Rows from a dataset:
•••••

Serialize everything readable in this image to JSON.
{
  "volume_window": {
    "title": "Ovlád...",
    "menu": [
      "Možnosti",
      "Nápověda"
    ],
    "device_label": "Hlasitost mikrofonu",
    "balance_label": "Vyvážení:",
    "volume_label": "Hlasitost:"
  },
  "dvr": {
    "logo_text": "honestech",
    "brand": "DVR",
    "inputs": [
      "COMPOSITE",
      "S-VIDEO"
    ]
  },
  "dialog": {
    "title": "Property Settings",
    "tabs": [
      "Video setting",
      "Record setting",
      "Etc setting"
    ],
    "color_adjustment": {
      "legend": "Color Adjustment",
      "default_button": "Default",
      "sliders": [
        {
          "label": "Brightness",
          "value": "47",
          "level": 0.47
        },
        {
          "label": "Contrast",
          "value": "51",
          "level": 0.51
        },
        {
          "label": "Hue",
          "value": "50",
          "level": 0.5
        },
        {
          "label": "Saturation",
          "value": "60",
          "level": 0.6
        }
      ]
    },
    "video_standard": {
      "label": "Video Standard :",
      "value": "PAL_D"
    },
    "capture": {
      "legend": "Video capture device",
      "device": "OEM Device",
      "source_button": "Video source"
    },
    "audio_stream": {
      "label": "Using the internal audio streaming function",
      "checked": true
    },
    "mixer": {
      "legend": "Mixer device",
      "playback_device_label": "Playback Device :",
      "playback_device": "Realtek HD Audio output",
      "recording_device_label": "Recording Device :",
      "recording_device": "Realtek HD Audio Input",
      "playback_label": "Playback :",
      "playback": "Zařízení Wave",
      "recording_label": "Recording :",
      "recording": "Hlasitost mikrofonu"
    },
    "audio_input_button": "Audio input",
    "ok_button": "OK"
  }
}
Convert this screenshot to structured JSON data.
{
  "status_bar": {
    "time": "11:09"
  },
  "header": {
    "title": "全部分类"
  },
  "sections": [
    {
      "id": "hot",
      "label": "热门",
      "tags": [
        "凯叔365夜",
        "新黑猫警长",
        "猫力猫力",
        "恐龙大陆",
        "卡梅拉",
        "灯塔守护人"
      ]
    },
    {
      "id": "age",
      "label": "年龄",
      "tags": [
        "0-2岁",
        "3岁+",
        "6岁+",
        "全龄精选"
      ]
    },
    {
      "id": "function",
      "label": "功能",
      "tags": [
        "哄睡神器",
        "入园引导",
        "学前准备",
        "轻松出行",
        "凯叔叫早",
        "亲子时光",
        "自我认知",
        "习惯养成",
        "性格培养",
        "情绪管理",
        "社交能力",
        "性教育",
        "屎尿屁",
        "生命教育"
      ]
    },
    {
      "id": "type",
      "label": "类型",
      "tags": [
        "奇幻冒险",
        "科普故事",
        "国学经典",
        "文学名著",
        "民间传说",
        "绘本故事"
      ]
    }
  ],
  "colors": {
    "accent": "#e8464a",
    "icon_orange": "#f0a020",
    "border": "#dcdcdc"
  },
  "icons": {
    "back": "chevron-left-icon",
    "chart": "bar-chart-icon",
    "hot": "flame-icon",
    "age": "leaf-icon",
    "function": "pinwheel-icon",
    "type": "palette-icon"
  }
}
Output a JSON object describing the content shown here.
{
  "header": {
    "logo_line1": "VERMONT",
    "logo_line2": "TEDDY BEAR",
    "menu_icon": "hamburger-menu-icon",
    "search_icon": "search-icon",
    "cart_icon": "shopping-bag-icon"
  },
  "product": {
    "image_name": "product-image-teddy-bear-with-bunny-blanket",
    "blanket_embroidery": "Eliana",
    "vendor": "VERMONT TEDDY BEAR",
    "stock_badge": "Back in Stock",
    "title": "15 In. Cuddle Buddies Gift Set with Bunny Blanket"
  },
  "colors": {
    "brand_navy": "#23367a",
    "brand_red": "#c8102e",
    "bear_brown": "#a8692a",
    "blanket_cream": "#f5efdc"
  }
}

•••••

■ **PROBLEM STATEMENT**: Search the entries for the string "Hlasitost" and collect each line that has it.

■ **SOLUTION**:
    "device_label": "Hlasitost mikrofonu",
    "volume_label": "Hlasitost:"
      "recording": "Hlasitost mikrofonu"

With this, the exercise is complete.